== WHAT THE TASK ASKS ==
Please pull out every line that includes the string "صورت".
------------------------------
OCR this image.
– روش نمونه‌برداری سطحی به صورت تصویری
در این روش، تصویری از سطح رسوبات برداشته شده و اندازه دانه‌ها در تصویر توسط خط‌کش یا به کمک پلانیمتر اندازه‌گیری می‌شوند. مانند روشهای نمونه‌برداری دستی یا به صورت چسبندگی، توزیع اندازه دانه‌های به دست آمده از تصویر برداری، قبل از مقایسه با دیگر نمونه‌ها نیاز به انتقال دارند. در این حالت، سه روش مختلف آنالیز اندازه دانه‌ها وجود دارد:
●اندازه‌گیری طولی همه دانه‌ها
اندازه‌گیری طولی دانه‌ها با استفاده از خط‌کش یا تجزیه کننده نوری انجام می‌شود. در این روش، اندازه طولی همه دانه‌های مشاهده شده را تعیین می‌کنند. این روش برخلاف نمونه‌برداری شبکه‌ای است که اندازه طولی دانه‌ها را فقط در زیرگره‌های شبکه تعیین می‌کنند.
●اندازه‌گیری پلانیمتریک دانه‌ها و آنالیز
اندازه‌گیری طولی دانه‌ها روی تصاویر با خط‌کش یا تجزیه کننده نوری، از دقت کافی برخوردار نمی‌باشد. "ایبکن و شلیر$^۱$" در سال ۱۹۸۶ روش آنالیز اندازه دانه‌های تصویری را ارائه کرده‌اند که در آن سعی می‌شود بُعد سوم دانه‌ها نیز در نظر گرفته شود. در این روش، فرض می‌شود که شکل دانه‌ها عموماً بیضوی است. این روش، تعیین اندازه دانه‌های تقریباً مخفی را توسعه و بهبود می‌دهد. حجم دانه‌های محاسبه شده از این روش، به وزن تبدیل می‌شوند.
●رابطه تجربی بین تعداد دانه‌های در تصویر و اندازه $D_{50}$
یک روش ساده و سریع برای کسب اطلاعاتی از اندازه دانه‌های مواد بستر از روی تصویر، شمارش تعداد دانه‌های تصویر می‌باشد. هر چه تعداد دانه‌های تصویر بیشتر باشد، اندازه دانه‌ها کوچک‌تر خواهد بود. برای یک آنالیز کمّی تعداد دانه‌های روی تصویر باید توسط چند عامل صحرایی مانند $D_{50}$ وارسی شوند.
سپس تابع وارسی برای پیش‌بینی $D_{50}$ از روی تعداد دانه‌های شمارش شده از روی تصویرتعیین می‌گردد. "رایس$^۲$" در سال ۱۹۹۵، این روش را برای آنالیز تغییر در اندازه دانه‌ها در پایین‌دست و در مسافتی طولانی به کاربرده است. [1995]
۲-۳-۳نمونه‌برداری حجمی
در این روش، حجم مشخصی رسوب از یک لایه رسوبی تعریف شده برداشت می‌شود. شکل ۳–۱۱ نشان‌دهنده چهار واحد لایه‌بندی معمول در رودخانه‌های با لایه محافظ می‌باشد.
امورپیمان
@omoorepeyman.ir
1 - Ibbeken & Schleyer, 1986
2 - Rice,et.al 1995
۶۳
------------------------------
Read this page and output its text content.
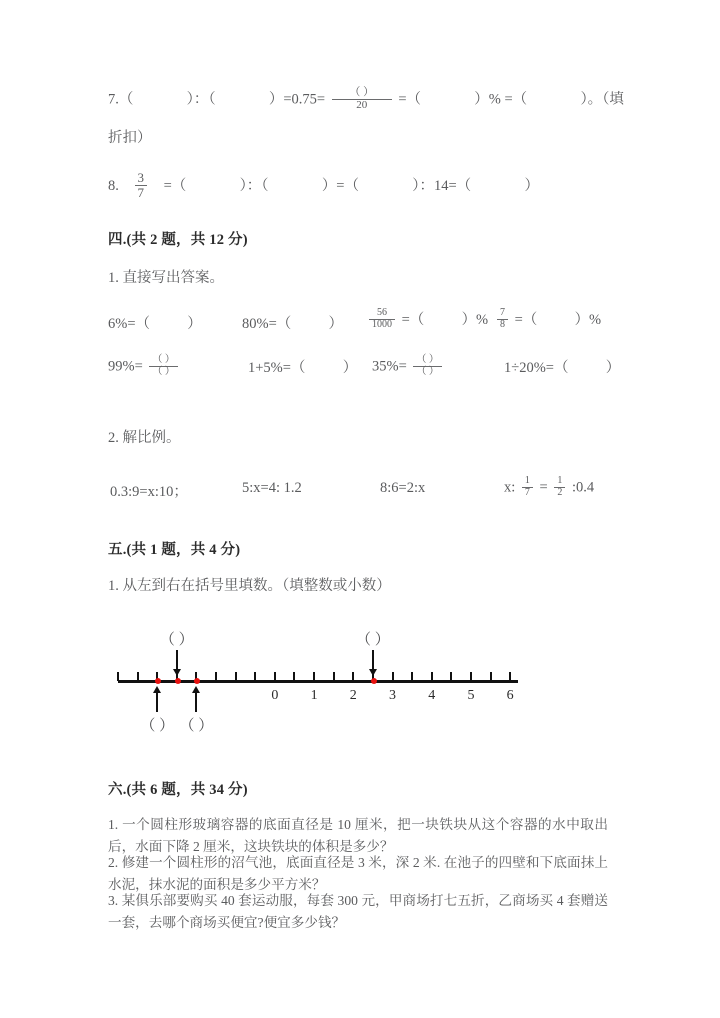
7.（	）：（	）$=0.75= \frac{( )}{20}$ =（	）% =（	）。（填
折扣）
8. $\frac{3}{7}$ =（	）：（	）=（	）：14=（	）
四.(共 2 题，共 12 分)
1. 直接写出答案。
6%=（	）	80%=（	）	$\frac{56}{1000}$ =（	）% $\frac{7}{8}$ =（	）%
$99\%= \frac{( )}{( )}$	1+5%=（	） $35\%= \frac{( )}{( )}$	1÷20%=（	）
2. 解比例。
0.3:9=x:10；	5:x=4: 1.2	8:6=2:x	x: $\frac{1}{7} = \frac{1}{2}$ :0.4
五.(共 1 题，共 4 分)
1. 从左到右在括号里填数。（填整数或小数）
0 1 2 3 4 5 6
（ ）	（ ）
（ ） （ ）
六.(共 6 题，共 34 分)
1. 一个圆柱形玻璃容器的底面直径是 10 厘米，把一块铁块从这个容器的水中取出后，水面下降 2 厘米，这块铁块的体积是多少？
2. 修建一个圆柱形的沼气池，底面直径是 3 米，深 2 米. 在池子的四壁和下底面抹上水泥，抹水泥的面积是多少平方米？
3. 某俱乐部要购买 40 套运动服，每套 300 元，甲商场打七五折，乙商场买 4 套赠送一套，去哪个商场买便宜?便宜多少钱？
------------------------------
== THE RESULT ==
– روش نمونه‌برداری سطحی به صورت تصویری
در این روش، تصویری از سطح رسوبات برداشته شده و اندازه دانه‌ها در تصویر توسط خط‌کش یا به کمک پلانیمتر اندازه‌گیری می‌شوند. مانند روشهای نمونه‌برداری دستی یا به صورت چسبندگی، توزیع اندازه دانه‌های به دست آمده از تصویر برداری، قبل از مقایسه با دیگر نمونه‌ها نیاز به انتقال دارند. در این حالت، سه روش مختلف آنالیز اندازه دانه‌ها وجود دارد:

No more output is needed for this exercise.